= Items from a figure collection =
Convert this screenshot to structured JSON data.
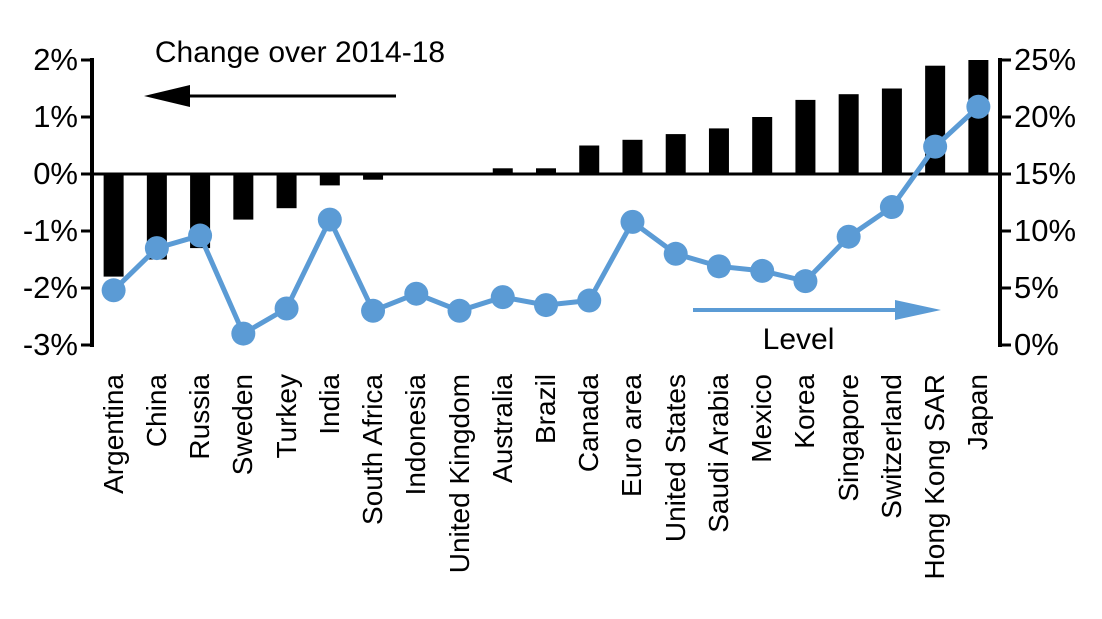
{
  "chart_data": {
    "type": "combo-bar-line",
    "title": "",
    "categories": [
      "Argentina",
      "China",
      "Russia",
      "Sweden",
      "Turkey",
      "India",
      "South Africa",
      "Indonesia",
      "United Kingdom",
      "Australia",
      "Brazil",
      "Canada",
      "Euro area",
      "United States",
      "Saudi Arabia",
      "Mexico",
      "Korea",
      "Singapore",
      "Switzerland",
      "Hong Kong SAR",
      "Japan"
    ],
    "series": [
      {
        "name": "Change over 2014-18",
        "type": "bar",
        "axis": "left",
        "color": "#000000",
        "values": [
          -1.8,
          -1.5,
          -1.3,
          -0.8,
          -0.6,
          -0.2,
          -0.1,
          0,
          0,
          0.1,
          0.1,
          0.5,
          0.6,
          0.7,
          0.8,
          1.0,
          1.3,
          1.4,
          1.5,
          1.9,
          2.0
        ]
      },
      {
        "name": "Level",
        "type": "line",
        "axis": "right",
        "color": "#5B9BD5",
        "values": [
          4.8,
          8.5,
          9.6,
          1.0,
          3.2,
          11.0,
          3.0,
          4.5,
          3.0,
          4.2,
          3.5,
          3.9,
          10.8,
          8.0,
          6.9,
          6.5,
          5.6,
          9.5,
          12.1,
          17.4,
          20.9
        ]
      }
    ],
    "left_axis": {
      "min": -3,
      "max": 2,
      "tick_values": [
        2,
        1,
        0,
        -1,
        -2,
        -3
      ],
      "ticks": [
        "2%",
        "1%",
        "0%",
        "-1%",
        "-2%",
        "-3%"
      ]
    },
    "right_axis": {
      "min": 0,
      "max": 25,
      "tick_values": [
        25,
        20,
        15,
        10,
        5,
        0
      ],
      "ticks": [
        "25%",
        "20%",
        "15%",
        "10%",
        "5%",
        "0%"
      ]
    },
    "annotations": {
      "bar_label": "Change over 2014-18",
      "bar_arrow_direction": "left",
      "line_label": "Level",
      "line_arrow_direction": "right"
    },
    "layout_hints": {
      "grid": "off",
      "zero_line": "on",
      "x_labels_rotated_90": true
    }
  }
}
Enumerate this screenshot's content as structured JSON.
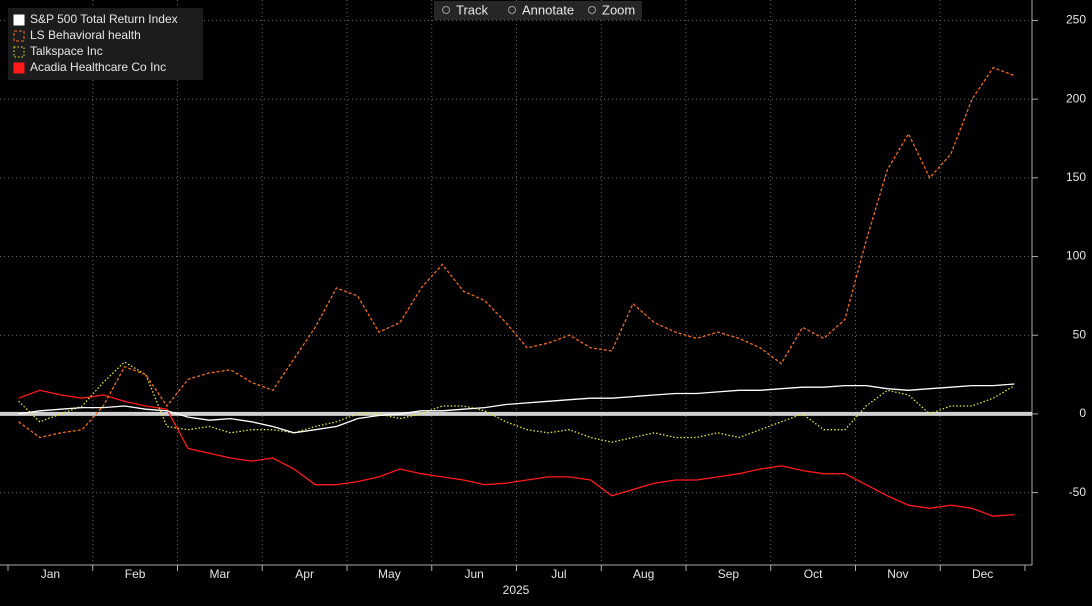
{
  "toolbar": [
    "Track",
    "Annotate",
    "Zoom"
  ],
  "chart_data": {
    "type": "line",
    "x_label": "2025",
    "categories": [
      null,
      null,
      "Jan",
      null,
      null,
      null,
      "Feb",
      null,
      null,
      null,
      "Mar",
      null,
      null,
      null,
      "Apr",
      null,
      null,
      null,
      "May",
      null,
      null,
      null,
      "Jun",
      null,
      null,
      null,
      "Jul",
      null,
      null,
      null,
      "Aug",
      null,
      null,
      null,
      "Sep",
      null,
      null,
      null,
      "Oct",
      null,
      null,
      null,
      "Nov",
      null,
      null,
      null,
      "Dec",
      null
    ],
    "ylim": [
      -96,
      263
    ],
    "yticks": [
      -50,
      0,
      50,
      100,
      150,
      200,
      250
    ],
    "grid": true,
    "legend": "top-left",
    "series": [
      {
        "name": "S&P 500 Total Return Index",
        "color": "#ffffff",
        "dash": "solid",
        "values": [
          0,
          2,
          3,
          4,
          4,
          5,
          3,
          2,
          -2,
          -4,
          -3,
          -5,
          -8,
          -12,
          -10,
          -8,
          -3,
          -1,
          0,
          2,
          2,
          3,
          4,
          6,
          7,
          8,
          9,
          10,
          10,
          11,
          12,
          13,
          13,
          14,
          15,
          15,
          16,
          17,
          17,
          18,
          18,
          16,
          15,
          16,
          17,
          18,
          18,
          19
        ]
      },
      {
        "name": "LS Behavioral health",
        "color": "#f26b1d",
        "dash": "dashed",
        "values": [
          -5,
          -15,
          -12,
          -10,
          5,
          30,
          25,
          5,
          22,
          26,
          28,
          20,
          15,
          35,
          55,
          80,
          75,
          52,
          58,
          80,
          95,
          78,
          72,
          58,
          42,
          45,
          50,
          42,
          40,
          70,
          58,
          52,
          48,
          52,
          48,
          42,
          32,
          55,
          48,
          60,
          110,
          155,
          178,
          150,
          165,
          200,
          220,
          215
        ]
      },
      {
        "name": "Talkspace Inc",
        "color": "#e8e83a",
        "dash": "dotted",
        "values": [
          8,
          -5,
          0,
          5,
          20,
          33,
          25,
          -8,
          -10,
          -8,
          -12,
          -10,
          -10,
          -12,
          -8,
          -5,
          0,
          0,
          -3,
          0,
          5,
          5,
          2,
          -5,
          -10,
          -12,
          -10,
          -15,
          -18,
          -15,
          -12,
          -15,
          -15,
          -12,
          -15,
          -10,
          -5,
          0,
          -10,
          -10,
          5,
          15,
          12,
          0,
          5,
          5,
          10,
          18
        ]
      },
      {
        "name": "Acadia Healthcare Co Inc",
        "color": "#ff1a1a",
        "dash": "solid",
        "values": [
          10,
          15,
          12,
          10,
          12,
          8,
          5,
          3,
          -22,
          -25,
          -28,
          -30,
          -28,
          -35,
          -45,
          -45,
          -43,
          -40,
          -35,
          -38,
          -40,
          -42,
          -45,
          -44,
          -42,
          -40,
          -40,
          -42,
          -52,
          -48,
          -44,
          -42,
          -42,
          -40,
          -38,
          -35,
          -33,
          -36,
          -38,
          -38,
          -45,
          -52,
          -58,
          -60,
          -58,
          -60,
          -65,
          -64
        ]
      }
    ]
  }
}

= Written instruction =
Report all lines of the data above that include the string "dash".

= Output of the exercise =
        "dash": "solid",
        "dash": "dashed",
        "dash": "dotted",
        "dash": "solid",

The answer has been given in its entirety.